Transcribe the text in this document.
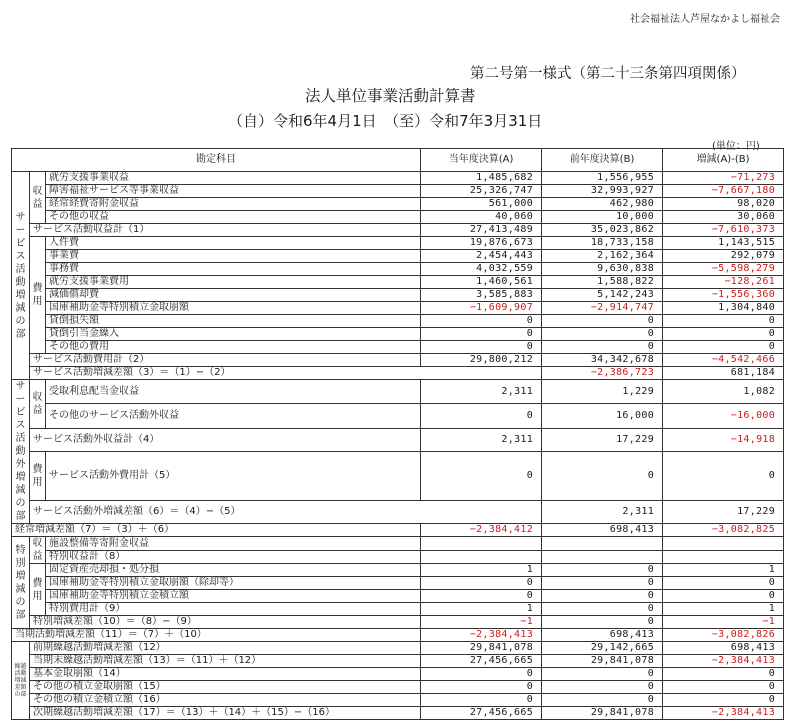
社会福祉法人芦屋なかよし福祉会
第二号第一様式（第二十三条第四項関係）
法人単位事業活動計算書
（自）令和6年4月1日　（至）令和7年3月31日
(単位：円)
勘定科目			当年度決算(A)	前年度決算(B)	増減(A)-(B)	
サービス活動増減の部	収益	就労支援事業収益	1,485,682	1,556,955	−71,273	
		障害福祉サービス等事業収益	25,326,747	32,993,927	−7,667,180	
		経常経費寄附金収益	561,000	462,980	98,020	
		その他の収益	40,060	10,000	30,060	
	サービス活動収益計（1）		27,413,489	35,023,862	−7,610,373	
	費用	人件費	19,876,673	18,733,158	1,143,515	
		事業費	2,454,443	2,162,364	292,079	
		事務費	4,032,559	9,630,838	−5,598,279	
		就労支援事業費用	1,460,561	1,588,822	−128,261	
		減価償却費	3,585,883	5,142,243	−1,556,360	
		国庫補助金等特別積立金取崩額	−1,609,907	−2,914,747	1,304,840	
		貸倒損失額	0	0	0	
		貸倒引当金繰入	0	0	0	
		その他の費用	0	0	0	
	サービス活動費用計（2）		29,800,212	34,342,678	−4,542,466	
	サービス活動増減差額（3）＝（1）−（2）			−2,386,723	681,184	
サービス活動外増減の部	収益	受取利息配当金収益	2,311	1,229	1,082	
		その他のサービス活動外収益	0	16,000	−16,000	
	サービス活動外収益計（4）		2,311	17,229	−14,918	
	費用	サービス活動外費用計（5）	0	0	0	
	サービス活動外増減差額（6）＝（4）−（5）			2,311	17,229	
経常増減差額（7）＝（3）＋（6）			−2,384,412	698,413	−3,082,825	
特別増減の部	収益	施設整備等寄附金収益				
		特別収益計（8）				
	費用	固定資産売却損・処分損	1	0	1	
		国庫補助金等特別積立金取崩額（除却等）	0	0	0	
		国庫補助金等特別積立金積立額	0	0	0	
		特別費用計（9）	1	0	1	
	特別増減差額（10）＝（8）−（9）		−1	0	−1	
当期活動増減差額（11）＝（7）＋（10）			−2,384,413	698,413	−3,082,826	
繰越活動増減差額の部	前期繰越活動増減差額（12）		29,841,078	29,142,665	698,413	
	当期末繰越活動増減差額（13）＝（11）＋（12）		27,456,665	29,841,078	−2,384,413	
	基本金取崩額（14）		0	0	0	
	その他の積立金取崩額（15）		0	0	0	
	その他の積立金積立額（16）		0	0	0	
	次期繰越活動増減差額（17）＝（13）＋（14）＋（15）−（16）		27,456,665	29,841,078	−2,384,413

---

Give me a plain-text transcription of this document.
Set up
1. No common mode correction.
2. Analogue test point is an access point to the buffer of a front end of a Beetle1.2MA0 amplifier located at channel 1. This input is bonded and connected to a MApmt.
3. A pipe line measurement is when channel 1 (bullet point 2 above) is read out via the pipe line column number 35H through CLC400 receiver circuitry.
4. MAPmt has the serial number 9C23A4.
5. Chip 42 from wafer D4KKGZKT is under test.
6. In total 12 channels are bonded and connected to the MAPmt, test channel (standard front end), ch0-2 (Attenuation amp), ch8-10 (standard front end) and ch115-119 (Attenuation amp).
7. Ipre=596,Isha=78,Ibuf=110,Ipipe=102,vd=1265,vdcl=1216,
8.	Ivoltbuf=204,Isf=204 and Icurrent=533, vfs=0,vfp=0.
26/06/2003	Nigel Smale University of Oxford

__Your objective__:
Identify each line holding the string "test", and copy it out.

__Response to this exercise__:
2. Analogue test point is an access point to the buffer of a front end of a Beetle1.2MA0 amplifier located at channel 1. This input is bonded and connected to a MApmt.
5. Chip 42 from wafer D4KKGZKT is under test.
6. In total 12 channels are bonded and connected to the MAPmt, test channel (standard front end), ch0-2 (Attenuation amp), ch8-10 (standard front end) and ch115-119 (Attenuation amp).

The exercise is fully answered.